**Rincian Latihan**
Perbarui bagian orasi budaya di bawah, semuanya dari "Di Plaza Tugu" sampai "seluruh rakyat Indonesia.", dengan mengganti "pelataran" menjadi "halaman".

**Dokumen Sumber**
══════════
ORASI BUDAYA KEBANGSAAN PANCASILA Oleh: Ki Prof. Dr. Cahyono Agus

ORASI BUDAYA KEBANGSAAN

MEMPERTEGUH JIWA PANCASILA

Oleh: Ki Prof. Dr. Cahyono Agus

Ketum PP PKBTS (Pengurus Pusat Persatuan Keluarga Besar Tamansiswa)

Ketua GNI-Berbangsa Wil DIY-Jateng

Anggota Dewan Pendidikan DIY

Guru Besar UGM Yogyakarta

Disampaikan pada

MALAM TIRAKATAN PANCASILA

Kamis, 31 Mei 2018 pukul 20.30-selesai

Di Plaza Tugu Pal Putih Yogyakarta

 

Malam ini kita berkumpul di pelataran Tugu Jogja untuk melakukan Tirakat Lahirnya Pancasila. Dimaksudkan untuk membangun kembali semangat kebangsaan serta memperteguh Pancasila sebagai ideologi dasar negara dan pedoman kehidupan berbangsa dan bernegara bagi seluruh rakyat Indonesia.
══════════
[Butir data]
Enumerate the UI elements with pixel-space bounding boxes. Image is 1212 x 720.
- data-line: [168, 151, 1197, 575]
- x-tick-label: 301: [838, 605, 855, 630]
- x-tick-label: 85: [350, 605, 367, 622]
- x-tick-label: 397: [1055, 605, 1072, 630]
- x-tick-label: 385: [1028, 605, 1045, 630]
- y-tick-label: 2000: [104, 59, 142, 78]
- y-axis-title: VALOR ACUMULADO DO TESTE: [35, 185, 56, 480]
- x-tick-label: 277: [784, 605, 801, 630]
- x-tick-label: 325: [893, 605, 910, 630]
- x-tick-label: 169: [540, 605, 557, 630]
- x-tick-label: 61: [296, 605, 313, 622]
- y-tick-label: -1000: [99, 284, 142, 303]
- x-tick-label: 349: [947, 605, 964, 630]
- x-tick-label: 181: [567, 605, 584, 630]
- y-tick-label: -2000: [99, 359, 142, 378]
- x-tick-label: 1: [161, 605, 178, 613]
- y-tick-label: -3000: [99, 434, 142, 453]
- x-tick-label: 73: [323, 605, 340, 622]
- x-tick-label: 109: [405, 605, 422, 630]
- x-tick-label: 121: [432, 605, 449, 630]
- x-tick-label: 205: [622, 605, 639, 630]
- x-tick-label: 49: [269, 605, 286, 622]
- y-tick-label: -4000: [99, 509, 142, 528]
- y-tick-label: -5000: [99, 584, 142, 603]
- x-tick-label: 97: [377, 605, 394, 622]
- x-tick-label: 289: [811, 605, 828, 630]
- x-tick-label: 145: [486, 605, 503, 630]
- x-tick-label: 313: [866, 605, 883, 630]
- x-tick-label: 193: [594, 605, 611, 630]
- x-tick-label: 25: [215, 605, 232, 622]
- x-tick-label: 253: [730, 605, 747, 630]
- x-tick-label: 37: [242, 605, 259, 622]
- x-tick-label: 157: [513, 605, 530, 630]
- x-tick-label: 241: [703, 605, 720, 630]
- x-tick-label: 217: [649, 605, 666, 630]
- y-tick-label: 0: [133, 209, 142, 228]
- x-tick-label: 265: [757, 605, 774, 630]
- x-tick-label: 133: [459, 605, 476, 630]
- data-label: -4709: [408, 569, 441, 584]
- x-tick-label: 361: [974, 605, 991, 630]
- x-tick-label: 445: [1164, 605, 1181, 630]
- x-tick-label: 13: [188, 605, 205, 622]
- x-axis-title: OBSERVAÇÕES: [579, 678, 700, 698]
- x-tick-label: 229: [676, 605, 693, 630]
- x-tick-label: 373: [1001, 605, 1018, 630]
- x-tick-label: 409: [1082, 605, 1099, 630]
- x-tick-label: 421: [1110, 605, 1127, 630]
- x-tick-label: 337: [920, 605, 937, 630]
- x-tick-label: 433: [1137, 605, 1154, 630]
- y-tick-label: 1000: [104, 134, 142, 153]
══════════
**Keluaran Lengkap**
Di Plaza Tugu Pal Putih Yogyakarta

 

Malam ini kita berkumpul di halaman Tugu Jogja untuk melakukan Tirakat Lahirnya Pancasila. Dimaksudkan untuk membangun kembali semangat kebangsaan serta memperteguh Pancasila sebagai ideologi dasar negara dan pedoman kehidupan berbangsa dan bernegara bagi seluruh rakyat Indonesia.